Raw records
☆ ☆ ☆ ☆ ☆ ☆ ☆
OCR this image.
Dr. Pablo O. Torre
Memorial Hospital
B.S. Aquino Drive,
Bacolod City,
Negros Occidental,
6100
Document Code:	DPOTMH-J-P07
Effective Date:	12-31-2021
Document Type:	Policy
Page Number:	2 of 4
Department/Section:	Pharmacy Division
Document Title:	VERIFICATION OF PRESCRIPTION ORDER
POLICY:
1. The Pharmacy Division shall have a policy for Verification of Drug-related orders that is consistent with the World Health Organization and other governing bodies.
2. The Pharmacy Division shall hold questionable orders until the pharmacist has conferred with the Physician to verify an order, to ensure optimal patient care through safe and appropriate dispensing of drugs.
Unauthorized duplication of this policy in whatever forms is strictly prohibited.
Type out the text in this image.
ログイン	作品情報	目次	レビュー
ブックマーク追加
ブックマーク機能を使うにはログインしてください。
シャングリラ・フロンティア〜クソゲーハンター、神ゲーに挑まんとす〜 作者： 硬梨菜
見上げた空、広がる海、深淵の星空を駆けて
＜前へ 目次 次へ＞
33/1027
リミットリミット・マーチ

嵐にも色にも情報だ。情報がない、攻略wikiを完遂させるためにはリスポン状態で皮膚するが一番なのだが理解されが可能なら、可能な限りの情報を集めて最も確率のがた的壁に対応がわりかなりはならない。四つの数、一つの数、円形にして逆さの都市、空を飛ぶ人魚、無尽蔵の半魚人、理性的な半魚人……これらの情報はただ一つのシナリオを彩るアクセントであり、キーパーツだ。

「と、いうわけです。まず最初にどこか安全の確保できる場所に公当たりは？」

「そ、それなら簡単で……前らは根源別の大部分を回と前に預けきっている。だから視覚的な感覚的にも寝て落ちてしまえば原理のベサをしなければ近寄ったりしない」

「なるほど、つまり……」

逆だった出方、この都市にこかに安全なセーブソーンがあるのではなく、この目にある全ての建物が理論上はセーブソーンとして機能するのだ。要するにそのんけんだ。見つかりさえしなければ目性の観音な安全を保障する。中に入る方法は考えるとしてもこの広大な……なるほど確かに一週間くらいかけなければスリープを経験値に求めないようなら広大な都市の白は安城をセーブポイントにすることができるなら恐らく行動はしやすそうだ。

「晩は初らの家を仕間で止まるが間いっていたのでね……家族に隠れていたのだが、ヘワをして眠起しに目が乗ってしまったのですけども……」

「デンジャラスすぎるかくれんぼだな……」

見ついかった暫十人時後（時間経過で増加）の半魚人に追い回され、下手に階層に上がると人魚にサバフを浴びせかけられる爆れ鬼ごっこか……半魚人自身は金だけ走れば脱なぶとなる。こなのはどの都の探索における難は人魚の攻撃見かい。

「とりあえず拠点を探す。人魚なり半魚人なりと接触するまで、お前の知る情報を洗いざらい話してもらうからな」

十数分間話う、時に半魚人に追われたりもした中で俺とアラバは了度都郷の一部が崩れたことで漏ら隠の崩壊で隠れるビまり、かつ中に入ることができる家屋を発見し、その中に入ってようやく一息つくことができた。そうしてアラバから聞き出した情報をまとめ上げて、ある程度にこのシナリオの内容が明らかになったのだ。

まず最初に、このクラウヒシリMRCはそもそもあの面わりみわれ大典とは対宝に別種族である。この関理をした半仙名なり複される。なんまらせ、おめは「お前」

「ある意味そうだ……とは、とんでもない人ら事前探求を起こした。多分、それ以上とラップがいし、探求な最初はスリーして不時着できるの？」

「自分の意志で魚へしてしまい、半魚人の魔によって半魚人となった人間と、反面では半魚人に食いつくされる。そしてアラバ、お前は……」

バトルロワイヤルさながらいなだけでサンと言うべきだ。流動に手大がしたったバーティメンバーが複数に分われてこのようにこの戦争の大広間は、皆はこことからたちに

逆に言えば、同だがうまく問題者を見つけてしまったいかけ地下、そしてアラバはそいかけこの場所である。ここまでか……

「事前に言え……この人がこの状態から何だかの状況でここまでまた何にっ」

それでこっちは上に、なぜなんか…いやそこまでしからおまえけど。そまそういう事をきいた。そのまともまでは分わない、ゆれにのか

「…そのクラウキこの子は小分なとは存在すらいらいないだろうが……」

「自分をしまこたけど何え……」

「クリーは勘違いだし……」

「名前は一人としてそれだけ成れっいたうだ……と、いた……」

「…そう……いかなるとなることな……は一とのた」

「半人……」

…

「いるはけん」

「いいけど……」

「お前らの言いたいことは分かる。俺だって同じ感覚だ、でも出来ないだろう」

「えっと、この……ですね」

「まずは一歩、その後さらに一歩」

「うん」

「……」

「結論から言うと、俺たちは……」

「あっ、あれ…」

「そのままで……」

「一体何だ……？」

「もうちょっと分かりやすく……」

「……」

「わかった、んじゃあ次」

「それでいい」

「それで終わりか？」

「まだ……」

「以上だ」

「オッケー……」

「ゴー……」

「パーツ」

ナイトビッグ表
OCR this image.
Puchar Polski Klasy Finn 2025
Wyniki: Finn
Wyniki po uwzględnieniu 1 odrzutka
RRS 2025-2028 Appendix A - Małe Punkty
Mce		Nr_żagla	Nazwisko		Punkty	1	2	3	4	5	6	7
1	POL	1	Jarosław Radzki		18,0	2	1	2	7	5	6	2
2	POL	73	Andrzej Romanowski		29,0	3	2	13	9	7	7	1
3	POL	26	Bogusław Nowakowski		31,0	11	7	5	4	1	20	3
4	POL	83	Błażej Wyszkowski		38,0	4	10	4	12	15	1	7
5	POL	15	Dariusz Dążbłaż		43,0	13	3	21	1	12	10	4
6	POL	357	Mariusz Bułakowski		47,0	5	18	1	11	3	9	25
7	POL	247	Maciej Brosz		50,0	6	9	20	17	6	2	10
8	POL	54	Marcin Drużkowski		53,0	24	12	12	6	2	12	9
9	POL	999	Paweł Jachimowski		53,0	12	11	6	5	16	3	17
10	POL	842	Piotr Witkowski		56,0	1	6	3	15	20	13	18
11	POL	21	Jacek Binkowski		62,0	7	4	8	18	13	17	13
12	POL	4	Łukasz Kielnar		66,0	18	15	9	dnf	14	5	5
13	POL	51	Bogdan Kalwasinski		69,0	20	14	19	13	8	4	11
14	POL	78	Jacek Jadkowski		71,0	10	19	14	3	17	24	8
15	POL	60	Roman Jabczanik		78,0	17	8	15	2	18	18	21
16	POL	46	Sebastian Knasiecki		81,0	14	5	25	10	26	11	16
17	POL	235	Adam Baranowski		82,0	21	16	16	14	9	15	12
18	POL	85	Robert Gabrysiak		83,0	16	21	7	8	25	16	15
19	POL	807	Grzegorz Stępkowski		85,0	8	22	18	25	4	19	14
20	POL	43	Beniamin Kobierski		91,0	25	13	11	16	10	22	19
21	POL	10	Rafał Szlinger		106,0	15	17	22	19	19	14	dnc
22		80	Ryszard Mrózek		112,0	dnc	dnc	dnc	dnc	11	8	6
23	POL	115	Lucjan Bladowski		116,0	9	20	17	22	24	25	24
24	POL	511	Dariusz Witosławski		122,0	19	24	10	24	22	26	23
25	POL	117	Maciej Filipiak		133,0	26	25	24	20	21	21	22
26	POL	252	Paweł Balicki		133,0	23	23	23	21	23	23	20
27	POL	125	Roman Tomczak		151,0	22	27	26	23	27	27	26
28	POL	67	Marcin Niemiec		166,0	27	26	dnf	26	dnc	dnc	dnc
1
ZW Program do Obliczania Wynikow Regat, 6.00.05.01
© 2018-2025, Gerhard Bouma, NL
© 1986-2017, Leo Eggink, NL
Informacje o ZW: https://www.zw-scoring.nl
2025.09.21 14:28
☆ ☆ ☆ ☆ ☆ ☆ ☆
Copy out the full set of records precisely, leaving nothing out.

__Exercise result__:
OCR this image.
Dr. Pablo O. Torre
Memorial Hospital
B.S. Aquino Drive,
Bacolod City,
Negros Occidental,
6100
Document Code:	DPOTMH-J-P07
Effective Date:	12-31-2021
Document Type:	Policy
Page Number:	2 of 4
Department/Section:	Pharmacy Division
Document Title:	VERIFICATION OF PRESCRIPTION ORDER
POLICY:
1. The Pharmacy Division shall have a policy for Verification of Drug-related orders that is consistent with the World Health Organization and other governing bodies.
2. The Pharmacy Division shall hold questionable orders until the pharmacist has conferred with the Physician to verify an order, to ensure optimal patient care through safe and appropriate dispensing of drugs.
Unauthorized duplication of this policy in whatever forms is strictly prohibited.
Type out the text in this image.
ログイン	作品情報	目次	レビュー
ブックマーク追加
ブックマーク機能を使うにはログインしてください。
シャングリラ・フロンティア〜クソゲーハンター、神ゲーに挑まんとす〜 作者： 硬梨菜
見上げた空、広がる海、深淵の星空を駆けて
＜前へ 目次 次へ＞
33/1027
リミットリミット・マーチ

嵐にも色にも情報だ。情報がない、攻略wikiを完遂させるためにはリスポン状態で皮膚するが一番なのだが理解されが可能なら、可能な限りの情報を集めて最も確率のがた的壁に対応がわりかなりはならない。四つの数、一つの数、円形にして逆さの都市、空を飛ぶ人魚、無尽蔵の半魚人、理性的な半魚人……これらの情報はただ一つのシナリオを彩るアクセントであり、キーパーツだ。

「と、いうわけです。まず最初にどこか安全の確保できる場所に公当たりは？」

「そ、それなら簡単で……前らは根源別の大部分を回と前に預けきっている。だから視覚的な感覚的にも寝て落ちてしまえば原理のベサをしなければ近寄ったりしない」

「なるほど、つまり……」

逆だった出方、この都市にこかに安全なセーブソーンがあるのではなく、この目にある全ての建物が理論上はセーブソーンとして機能するのだ。要するにそのんけんだ。見つかりさえしなければ目性の観音な安全を保障する。中に入る方法は考えるとしてもこの広大な……なるほど確かに一週間くらいかけなければスリープを経験値に求めないようなら広大な都市の白は安城をセーブポイントにすることができるなら恐らく行動はしやすそうだ。

「晩は初らの家を仕間で止まるが間いっていたのでね……家族に隠れていたのだが、ヘワをして眠起しに目が乗ってしまったのですけども……」

「デンジャラスすぎるかくれんぼだな……」

見ついかった暫十人時後（時間経過で増加）の半魚人に追い回され、下手に階層に上がると人魚にサバフを浴びせかけられる爆れ鬼ごっこか……半魚人自身は金だけ走れば脱なぶとなる。こなのはどの都の探索における難は人魚の攻撃見かい。

「とりあえず拠点を探す。人魚なり半魚人なりと接触するまで、お前の知る情報を洗いざらい話してもらうからな」

十数分間話う、時に半魚人に追われたりもした中で俺とアラバは了度都郷の一部が崩れたことで漏ら隠の崩壊で隠れるビまり、かつ中に入ることができる家屋を発見し、その中に入ってようやく一息つくことができた。そうしてアラバから聞き出した情報をまとめ上げて、ある程度にこのシナリオの内容が明らかになったのだ。

まず最初に、このクラウヒシリMRCはそもそもあの面わりみわれ大典とは対宝に別種族である。この関理をした半仙名なり複される。なんまらせ、おめは「お前」

「ある意味そうだ……とは、とんでもない人ら事前探求を起こした。多分、それ以上とラップがいし、探求な最初はスリーして不時着できるの？」

「自分の意志で魚へしてしまい、半魚人の魔によって半魚人となった人間と、反面では半魚人に食いつくされる。そしてアラバ、お前は……」

バトルロワイヤルさながらいなだけでサンと言うべきだ。流動に手大がしたったバーティメンバーが複数に分われてこのようにこの戦争の大広間は、皆はこことからたちに

逆に言えば、同だがうまく問題者を見つけてしまったいかけ地下、そしてアラバはそいかけこの場所である。ここまでか……

「事前に言え……この人がこの状態から何だかの状況でここまでまた何にっ」

それでこっちは上に、なぜなんか…いやそこまでしからおまえけど。そまそういう事をきいた。そのまともまでは分わない、ゆれにのか

「…そのクラウキこの子は小分なとは存在すらいらいないだろうが……」

「自分をしまこたけど何え……」

「クリーは勘違いだし……」

「名前は一人としてそれだけ成れっいたうだ……と、いた……」

「…そう……いかなるとなることな……は一とのた」

「半人……」

…

「いるはけん」

「いいけど……」

「お前らの言いたいことは分かる。俺だって同じ感覚だ、でも出来ないだろう」

「えっと、この……ですね」

「まずは一歩、その後さらに一歩」

「うん」

「……」

「結論から言うと、俺たちは……」

「あっ、あれ…」

「そのままで……」

「一体何だ……？」

「もうちょっと分かりやすく……」

「……」

「わかった、んじゃあ次」

「それでいい」

「それで終わりか？」

「まだ……」

「以上だ」

「オッケー……」

「ゴー……」

「パーツ」

ナイトビッグ表
OCR this image.
Puchar Polski Klasy Finn 2025
Wyniki: Finn
Wyniki po uwzględnieniu 1 odrzutka
RRS 2025-2028 Appendix A - Małe Punkty
Mce		Nr_żagla	Nazwisko		Punkty	1	2	3	4	5	6	7
1	POL	1	Jarosław Radzki		18,0	2	1	2	7	5	6	2
2	POL	73	Andrzej Romanowski		29,0	3	2	13	9	7	7	1
3	POL	26	Bogusław Nowakowski		31,0	11	7	5	4	1	20	3
4	POL	83	Błażej Wyszkowski		38,0	4	10	4	12	15	1	7
5	POL	15	Dariusz Dążbłaż		43,0	13	3	21	1	12	10	4
6	POL	357	Mariusz Bułakowski		47,0	5	18	1	11	3	9	25
7	POL	247	Maciej Brosz		50,0	6	9	20	17	6	2	10
8	POL	54	Marcin Drużkowski		53,0	24	12	12	6	2	12	9
9	POL	999	Paweł Jachimowski		53,0	12	11	6	5	16	3	17
10	POL	842	Piotr Witkowski		56,0	1	6	3	15	20	13	18
11	POL	21	Jacek Binkowski		62,0	7	4	8	18	13	17	13
12	POL	4	Łukasz Kielnar		66,0	18	15	9	dnf	14	5	5
13	POL	51	Bogdan Kalwasinski		69,0	20	14	19	13	8	4	11
14	POL	78	Jacek Jadkowski		71,0	10	19	14	3	17	24	8
15	POL	60	Roman Jabczanik		78,0	17	8	15	2	18	18	21
16	POL	46	Sebastian Knasiecki		81,0	14	5	25	10	26	11	16
17	POL	235	Adam Baranowski		82,0	21	16	16	14	9	15	12
18	POL	85	Robert Gabrysiak		83,0	16	21	7	8	25	16	15
19	POL	807	Grzegorz Stępkowski		85,0	8	22	18	25	4	19	14
20	POL	43	Beniamin Kobierski		91,0	25	13	11	16	10	22	19
21	POL	10	Rafał Szlinger		106,0	15	17	22	19	19	14	dnc
22		80	Ryszard Mrózek		112,0	dnc	dnc	dnc	dnc	11	8	6
23	POL	115	Lucjan Bladowski		116,0	9	20	17	22	24	25	24
24	POL	511	Dariusz Witosławski		122,0	19	24	10	24	22	26	23
25	POL	117	Maciej Filipiak		133,0	26	25	24	20	21	21	22
26	POL	252	Paweł Balicki		133,0	23	23	23	21	23	23	20
27	POL	125	Roman Tomczak		151,0	22	27	26	23	27	27	26
28	POL	67	Marcin Niemiec		166,0	27	26	dnf	26	dnc	dnc	dnc
1
ZW Program do Obliczania Wynikow Regat, 6.00.05.01
© 2018-2025, Gerhard Bouma, NL
© 1986-2017, Leo Eggink, NL
Informacje o ZW: https://www.zw-scoring.nl
2025.09.21 14:28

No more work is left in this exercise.